__Data supplied__
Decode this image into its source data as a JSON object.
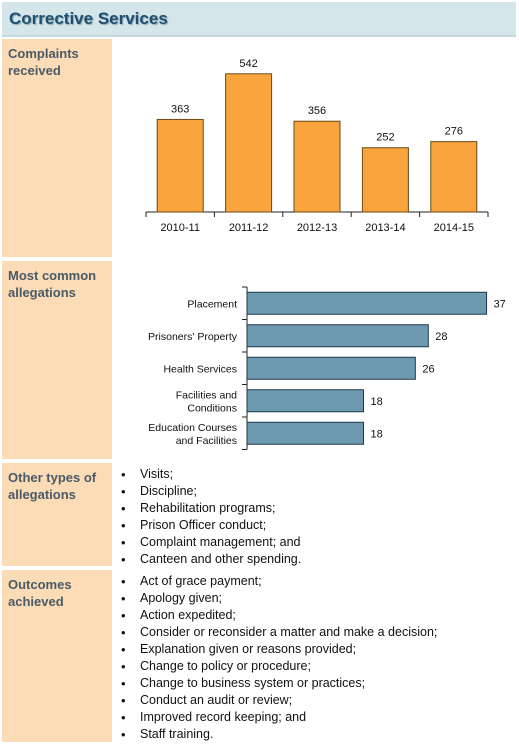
{
  "header": {
    "title": "Corrective Services"
  },
  "sections": {
    "complaints_label": "Complaints received",
    "allegations_label": "Most common allegations",
    "other_label": "Other types of allegations",
    "outcomes_label": "Outcomes achieved"
  },
  "chart_data": [
    {
      "type": "bar",
      "categories": [
        "2010-11",
        "2011-12",
        "2012-13",
        "2013-14",
        "2014-15"
      ],
      "values": [
        363,
        542,
        356,
        252,
        276
      ],
      "title": "",
      "xlabel": "",
      "ylabel": "",
      "ylim": [
        0,
        600
      ],
      "grid": false,
      "bar_color": "#f9a43d",
      "bar_stroke": "#6b4a12"
    },
    {
      "type": "bar",
      "orientation": "horizontal",
      "categories": [
        "Placement",
        "Prisoners' Property",
        "Health Services",
        "Facilities and Conditions",
        "Education Courses and Facilities"
      ],
      "category_lines": [
        [
          "Placement"
        ],
        [
          "Prisoners' Property"
        ],
        [
          "Health Services"
        ],
        [
          "Facilities and",
          "Conditions"
        ],
        [
          "Education Courses",
          "and Facilities"
        ]
      ],
      "values": [
        37,
        28,
        26,
        18,
        18
      ],
      "title": "",
      "xlabel": "",
      "ylabel": "",
      "xlim": [
        0,
        40
      ],
      "grid": false,
      "bar_color": "#6d9ab1",
      "bar_stroke": "#1e3a4a"
    }
  ],
  "other_allegations": [
    "Visits;",
    "Discipline;",
    "Rehabilitation programs;",
    "Prison Officer conduct;",
    "Complaint management; and",
    "Canteen and other spending."
  ],
  "outcomes": [
    "Act of grace payment;",
    "Apology given;",
    "Action expedited;",
    "Consider or reconsider a matter and make a decision;",
    "Explanation given or reasons provided;",
    "Change to policy or procedure;",
    "Change to business system or practices;",
    "Conduct an audit or review;",
    "Improved record keeping; and",
    "Staff training."
  ]
}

__Direction__
Give the count of lines that hold the word "Education", with nothing added.

__Written reply__
2